* _TASK LIST_
1. Answer these questions using the storm chase account:
(a) How late was the tornado warning, according to the logs?
(b) In which direction was the storm moving?
(c) How tall was the corn lining the grid?
2. Pick up the storm chase account after its last sentence and continue the narrative.

* _EXTRACT_

• • • • • • •

The tornado had been ongoing for 15 minutes at this point, and on any other chase I would have simply missed the show. There was also still no tornado warning. Despite the traffic, red light, and jungle detour, I had managed to get well downstream of the storm just as the storm was peaking. I turned onto the grid once more, this time lined with 9 foot tall corn, but a large gravel lot allowed me to get away from the corn and look at the storm over a bean field.

Supercell #3 with ongoing tornado one mile south of Edinburg looking southwest at 6:25 pm:

I stared at the prominent white gust front with a dark, ground dragging smudge underneath for some moments. At that distance and through the haze (photo is contrast enhanced) it finally sank in. "Oh, that's a tornado."


And maybe a big one, or the base was just so low it looked like a mini-wedge. My phone finally went off for a tornado warning right about this time, the radar now showing an extremely pronounced hook and couplet. According to the logs, the warning was 15 minutes late, and was for radar indicated rotation and a storm *capable* of producing a tornado. I tried to report the tornado via Spotter Network through Radarscope, but frustratingly the report was tagged to a location I was at an hour earlier. Several other chasers reported it and I could hear the sirens in Edinburg, so I figured folks were on top of it.


The condensation funnel was intermittent, going stretches with just a looming tornado cyclone aloft, and then entering a multivortex phase.


I was deep in the notch looking south-southwest. The tornado looked buried behind a huge RFD gust front, a ton of rain ahead of it to the east. I decided to just hold my ground and get a stable shot while I had a visual, not too keen on blasting in there for a closer look. I figured the whole thing might just fill in with rain rapidly while I was in the cage with a confirmed bear, or I'd lose my nice view and be driving through a 9 foot tall corn maze once again wondering where the thing was.


The storm was moving east-southeast and I was starting to get buried in rain from the forward flank and arm of the hook. I held until I completely lost visual though, the tornado appearing to be increasing in size as the contrast faded to zero.

• • • • • • •

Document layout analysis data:
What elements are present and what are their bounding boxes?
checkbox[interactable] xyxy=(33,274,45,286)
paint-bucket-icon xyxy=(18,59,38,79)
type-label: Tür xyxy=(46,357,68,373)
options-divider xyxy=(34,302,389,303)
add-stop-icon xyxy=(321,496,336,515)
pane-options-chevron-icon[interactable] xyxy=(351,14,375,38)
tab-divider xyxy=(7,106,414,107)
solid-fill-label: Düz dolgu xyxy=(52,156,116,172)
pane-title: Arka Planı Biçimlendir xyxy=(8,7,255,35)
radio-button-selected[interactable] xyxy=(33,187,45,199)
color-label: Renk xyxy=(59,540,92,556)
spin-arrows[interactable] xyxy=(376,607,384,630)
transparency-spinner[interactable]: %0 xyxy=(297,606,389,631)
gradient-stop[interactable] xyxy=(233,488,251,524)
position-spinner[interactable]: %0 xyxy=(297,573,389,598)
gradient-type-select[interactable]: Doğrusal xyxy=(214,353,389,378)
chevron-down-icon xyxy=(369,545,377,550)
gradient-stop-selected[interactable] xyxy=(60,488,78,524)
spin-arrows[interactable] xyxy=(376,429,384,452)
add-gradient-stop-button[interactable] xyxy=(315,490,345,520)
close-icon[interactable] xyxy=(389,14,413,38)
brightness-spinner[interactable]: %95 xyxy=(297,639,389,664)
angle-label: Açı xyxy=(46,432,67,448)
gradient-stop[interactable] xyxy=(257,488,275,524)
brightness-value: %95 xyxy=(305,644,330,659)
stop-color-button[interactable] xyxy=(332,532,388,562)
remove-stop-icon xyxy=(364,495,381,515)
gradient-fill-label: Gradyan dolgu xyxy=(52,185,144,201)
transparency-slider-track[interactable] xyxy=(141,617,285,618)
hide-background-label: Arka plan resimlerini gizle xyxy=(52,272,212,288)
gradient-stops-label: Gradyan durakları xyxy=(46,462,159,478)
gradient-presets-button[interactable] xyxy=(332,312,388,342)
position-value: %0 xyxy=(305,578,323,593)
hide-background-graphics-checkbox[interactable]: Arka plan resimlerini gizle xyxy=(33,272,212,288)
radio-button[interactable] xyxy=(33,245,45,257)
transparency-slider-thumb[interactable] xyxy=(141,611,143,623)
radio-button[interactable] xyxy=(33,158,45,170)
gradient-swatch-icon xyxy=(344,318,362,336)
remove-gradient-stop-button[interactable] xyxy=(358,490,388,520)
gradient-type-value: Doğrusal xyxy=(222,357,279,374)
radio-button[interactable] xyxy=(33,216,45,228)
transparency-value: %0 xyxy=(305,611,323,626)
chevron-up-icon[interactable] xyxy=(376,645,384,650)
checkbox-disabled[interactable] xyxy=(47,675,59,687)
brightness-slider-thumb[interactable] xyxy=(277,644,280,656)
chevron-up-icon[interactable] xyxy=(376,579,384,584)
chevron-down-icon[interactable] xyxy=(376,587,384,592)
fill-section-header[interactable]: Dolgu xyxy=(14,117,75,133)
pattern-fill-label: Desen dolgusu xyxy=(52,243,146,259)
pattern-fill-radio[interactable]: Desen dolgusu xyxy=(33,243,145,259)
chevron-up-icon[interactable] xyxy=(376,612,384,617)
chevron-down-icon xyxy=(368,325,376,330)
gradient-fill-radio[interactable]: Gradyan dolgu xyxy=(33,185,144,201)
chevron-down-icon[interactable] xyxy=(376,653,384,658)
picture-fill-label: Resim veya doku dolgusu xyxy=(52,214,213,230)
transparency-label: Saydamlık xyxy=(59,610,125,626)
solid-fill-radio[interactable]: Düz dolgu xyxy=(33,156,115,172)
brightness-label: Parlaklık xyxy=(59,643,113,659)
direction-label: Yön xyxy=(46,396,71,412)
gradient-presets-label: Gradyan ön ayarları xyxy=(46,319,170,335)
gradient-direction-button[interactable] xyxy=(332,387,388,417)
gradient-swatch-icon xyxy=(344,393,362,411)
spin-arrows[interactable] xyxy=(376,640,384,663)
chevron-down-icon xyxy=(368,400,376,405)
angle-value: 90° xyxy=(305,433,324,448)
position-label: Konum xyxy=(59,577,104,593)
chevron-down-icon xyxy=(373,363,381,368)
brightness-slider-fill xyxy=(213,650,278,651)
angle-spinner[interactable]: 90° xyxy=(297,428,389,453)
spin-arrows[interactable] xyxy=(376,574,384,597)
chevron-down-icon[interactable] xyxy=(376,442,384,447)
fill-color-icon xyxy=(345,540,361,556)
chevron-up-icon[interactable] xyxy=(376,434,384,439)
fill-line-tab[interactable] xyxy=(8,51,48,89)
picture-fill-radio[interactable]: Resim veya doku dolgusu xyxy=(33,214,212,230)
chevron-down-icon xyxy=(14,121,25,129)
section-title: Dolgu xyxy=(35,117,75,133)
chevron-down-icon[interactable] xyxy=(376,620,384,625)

• • • • • • •

* _ANSWERS BELOW_
1.
(a) 15 minutes late
(b) East-southeast
(c) 9 feet tall

2.
And then I sat in the rain hemming and hawing about what to do next. Half of me wanted to aggressively get in there and reestablish a view, and the other half said just let it go. I decided to approach, but cautiously, heading southeast down 29 at 40 mph with my hazards on, hoping to reemerge in the notch or see some parent structure and meanwhile giving the velocity time to update. I was apprehensive of deviant left turning motion with not a lot of speed shear to keep this thing on course. The update came in and the couplet was just across 29. I pushed in a little harder now, more worried about debris in the road than the tornado. The southeast sky lightened and I could see the tornado cyclone to my left. I blasted southeast toward it, and the tornado emerged from the rain once more:


I got about even with it off to my due east before turning onto the grid to go after it. The rain just totally swallowed it, however.


I zig zagged south to Taylorville and then east again negotiating the grid and trying to get out of the core, but I was solidly stuck in it. I tried to push east through the RFD, hoping to come out the bottom of the cell, which at this point was merging into a huge line. However, the southeast motion put me squarely behind the circulation. A chaser passed me, but then stopped a short ways later. I tried to push on for a ways, but northwesterlies exceeding severe threshold told me I was driving into the back of the circulation, which at that point had just become totally swamped. There would be no view again. I aborted the intercepted, cut due south to see if Tail-End-Charlie on the line could do anything. It was a long shot, and as expected it was just gusting out, caught behind the line's outflow boundary. I called the chase and headed for home, back up highway 29. Curiously, I saw no damage where the tornado had crossed the highway.